YOUR INSTRUCTIONS: Only the number is wanted: how many lines of these entries contain the word "appears"?

DATA SHOWN:
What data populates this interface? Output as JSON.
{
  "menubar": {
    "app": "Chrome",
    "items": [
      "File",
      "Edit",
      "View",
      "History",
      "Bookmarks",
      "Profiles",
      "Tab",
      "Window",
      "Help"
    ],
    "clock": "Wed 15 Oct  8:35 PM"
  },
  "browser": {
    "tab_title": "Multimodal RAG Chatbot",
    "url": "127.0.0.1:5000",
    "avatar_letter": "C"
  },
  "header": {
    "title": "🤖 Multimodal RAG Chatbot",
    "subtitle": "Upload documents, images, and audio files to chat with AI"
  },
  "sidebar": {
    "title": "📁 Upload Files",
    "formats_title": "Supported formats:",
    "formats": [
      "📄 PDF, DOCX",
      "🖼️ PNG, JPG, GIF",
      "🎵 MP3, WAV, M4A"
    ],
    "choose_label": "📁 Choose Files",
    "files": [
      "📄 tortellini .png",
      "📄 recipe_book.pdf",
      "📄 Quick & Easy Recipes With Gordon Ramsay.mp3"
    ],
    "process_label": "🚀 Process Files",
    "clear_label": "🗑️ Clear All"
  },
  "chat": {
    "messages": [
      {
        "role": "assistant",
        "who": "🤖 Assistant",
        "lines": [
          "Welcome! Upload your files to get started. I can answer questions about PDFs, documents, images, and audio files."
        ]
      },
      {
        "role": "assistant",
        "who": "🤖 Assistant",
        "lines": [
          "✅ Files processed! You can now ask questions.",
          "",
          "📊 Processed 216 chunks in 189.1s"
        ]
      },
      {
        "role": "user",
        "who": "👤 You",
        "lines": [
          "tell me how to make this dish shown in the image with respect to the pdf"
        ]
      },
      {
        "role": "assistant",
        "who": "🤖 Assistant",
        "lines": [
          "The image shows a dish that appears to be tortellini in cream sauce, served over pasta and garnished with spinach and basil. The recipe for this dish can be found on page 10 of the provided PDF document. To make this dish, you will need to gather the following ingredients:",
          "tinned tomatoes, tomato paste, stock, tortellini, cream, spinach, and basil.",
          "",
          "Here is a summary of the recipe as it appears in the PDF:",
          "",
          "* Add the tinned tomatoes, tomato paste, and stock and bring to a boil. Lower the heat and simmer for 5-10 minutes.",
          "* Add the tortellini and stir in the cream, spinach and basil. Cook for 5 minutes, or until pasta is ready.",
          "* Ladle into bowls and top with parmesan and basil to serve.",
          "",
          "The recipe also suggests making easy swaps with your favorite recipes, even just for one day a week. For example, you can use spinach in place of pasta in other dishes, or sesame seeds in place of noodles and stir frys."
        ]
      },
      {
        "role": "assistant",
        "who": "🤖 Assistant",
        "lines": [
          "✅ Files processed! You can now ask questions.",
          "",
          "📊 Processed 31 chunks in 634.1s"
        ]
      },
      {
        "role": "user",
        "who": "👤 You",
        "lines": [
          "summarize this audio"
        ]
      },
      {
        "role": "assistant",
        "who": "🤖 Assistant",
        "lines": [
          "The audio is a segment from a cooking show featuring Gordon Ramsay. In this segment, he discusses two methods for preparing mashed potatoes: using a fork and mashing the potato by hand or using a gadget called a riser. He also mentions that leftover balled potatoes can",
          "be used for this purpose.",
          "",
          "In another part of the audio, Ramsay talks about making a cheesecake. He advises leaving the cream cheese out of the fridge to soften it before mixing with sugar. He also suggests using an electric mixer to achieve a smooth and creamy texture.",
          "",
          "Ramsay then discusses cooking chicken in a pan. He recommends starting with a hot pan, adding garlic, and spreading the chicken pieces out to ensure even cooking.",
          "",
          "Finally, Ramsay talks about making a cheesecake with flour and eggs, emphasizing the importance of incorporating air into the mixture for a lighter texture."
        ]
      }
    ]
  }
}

EXERCISE OUTPUT: 2